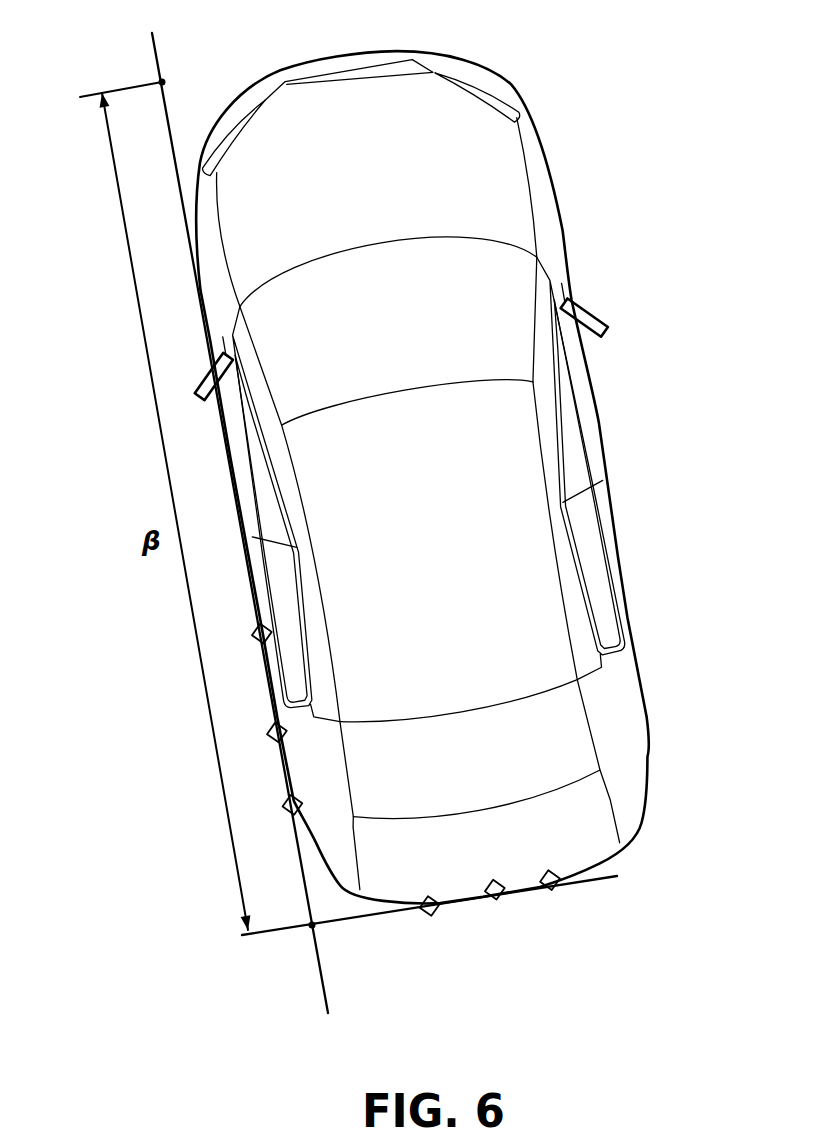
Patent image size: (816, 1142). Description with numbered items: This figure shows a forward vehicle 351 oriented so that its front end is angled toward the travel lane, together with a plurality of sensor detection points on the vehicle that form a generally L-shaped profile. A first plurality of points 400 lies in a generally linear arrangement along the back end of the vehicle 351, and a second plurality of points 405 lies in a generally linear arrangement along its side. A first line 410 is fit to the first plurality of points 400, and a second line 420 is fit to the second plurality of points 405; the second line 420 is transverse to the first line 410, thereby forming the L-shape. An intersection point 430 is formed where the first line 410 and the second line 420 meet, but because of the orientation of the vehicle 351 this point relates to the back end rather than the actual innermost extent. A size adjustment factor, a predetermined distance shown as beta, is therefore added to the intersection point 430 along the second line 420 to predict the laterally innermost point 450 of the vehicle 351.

The vehicle 351 is at (622, 570).
The first plurality of points 400 is at (542, 893).
The second plurality of points 405 is at (288, 803).
The first line 410 is at (593, 882).
The second line 420 is at (323, 991).
The intersection point 430 is at (311, 927).
The laterally innermost point 450 is at (162, 82).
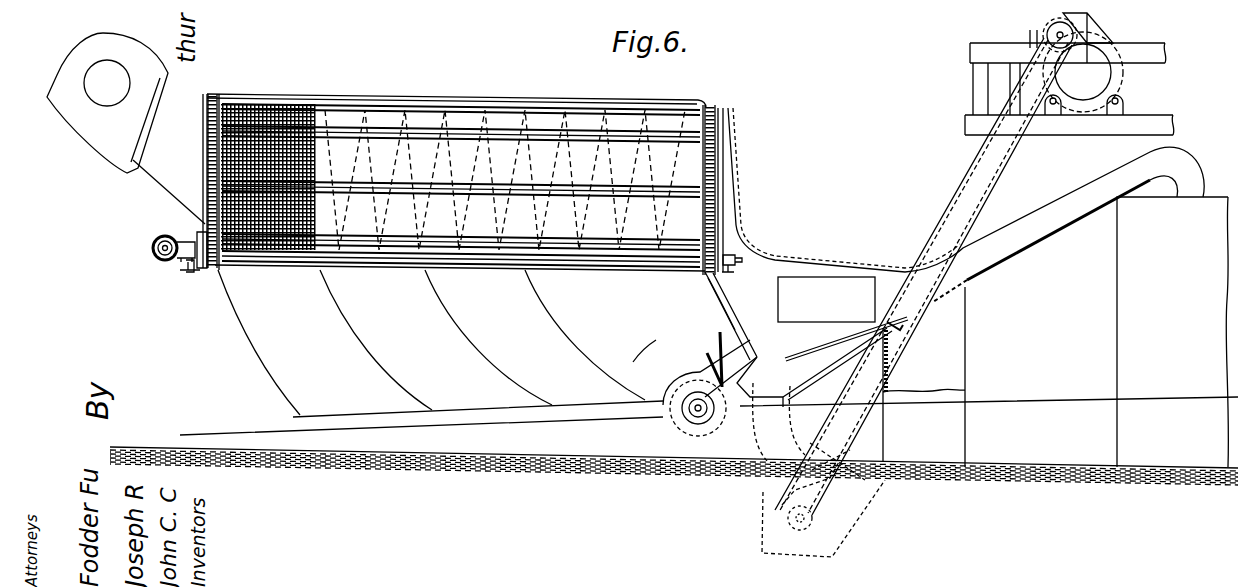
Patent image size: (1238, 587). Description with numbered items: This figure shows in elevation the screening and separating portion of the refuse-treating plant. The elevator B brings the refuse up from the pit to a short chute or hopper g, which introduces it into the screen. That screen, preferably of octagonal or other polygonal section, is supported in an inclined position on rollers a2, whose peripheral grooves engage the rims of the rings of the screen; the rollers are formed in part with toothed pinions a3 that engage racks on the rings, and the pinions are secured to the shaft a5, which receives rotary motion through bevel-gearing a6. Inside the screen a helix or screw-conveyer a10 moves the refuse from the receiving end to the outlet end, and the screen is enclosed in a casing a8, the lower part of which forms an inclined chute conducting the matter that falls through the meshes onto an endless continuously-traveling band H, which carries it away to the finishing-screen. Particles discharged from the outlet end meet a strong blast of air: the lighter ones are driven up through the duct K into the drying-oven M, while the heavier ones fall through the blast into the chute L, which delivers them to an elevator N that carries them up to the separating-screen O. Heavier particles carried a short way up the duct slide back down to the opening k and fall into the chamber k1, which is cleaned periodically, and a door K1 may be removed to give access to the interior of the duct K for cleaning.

The elevator B is at (107, 103).
The chute or hopper g is at (169, 192).
The rollers a2 is at (726, 248).
The toothed pinions a3 is at (680, 282).
The shaft a5 is at (502, 252).
The bevel-gearing a6 is at (183, 232).
The casing a8 is at (502, 101).
The helix or screw-conveyer a10 is at (575, 165).
The endless continuously-traveling band H is at (674, 437).
The duct K is at (956, 234).
The door K1 is at (826, 299).
The opening k is at (852, 351).
The chamber k1 is at (924, 377).
The chute L is at (734, 397).
The drying-oven M is at (1172, 332).
The elevator N is at (1038, 38).
The separating-screen O is at (1115, 83).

### INSTRUCTION
Could you repeat verbatim the lines starting at the first one and ending at the line containing "The laterally innermost point 450 is", with both of those included and the pictures left out?

### THE REPLY
Patent image size: (816, 1142). Description with numbered items: This figure shows a forward vehicle 351 oriented so that its front end is angled toward the travel lane, together with a plurality of sensor detection points on the vehicle that form a generally L-shaped profile. A first plurality of points 400 lies in a generally linear arrangement along the back end of the vehicle 351, and a second plurality of points 405 lies in a generally linear arrangement along its side. A first line 410 is fit to the first plurality of points 400, and a second line 420 is fit to the second plurality of points 405; the second line 420 is transverse to the first line 410, thereby forming the L-shape. An intersection point 430 is formed where the first line 410 and the second line 420 meet, but because of the orientation of the vehicle 351 this point relates to the back end rather than the actual innermost extent. A size adjustment factor, a predetermined distance shown as beta, is therefore added to the intersection point 430 along the second line 420 to predict the laterally innermost point 450 of the vehicle 351.

The vehicle 351 is at (622, 570).
The first plurality of points 400 is at (542, 893).
The second plurality of points 405 is at (288, 803).
The first line 410 is at (593, 882).
The second line 420 is at (323, 991).
The intersection point 430 is at (311, 927).
The laterally innermost point 450 is at (162, 82).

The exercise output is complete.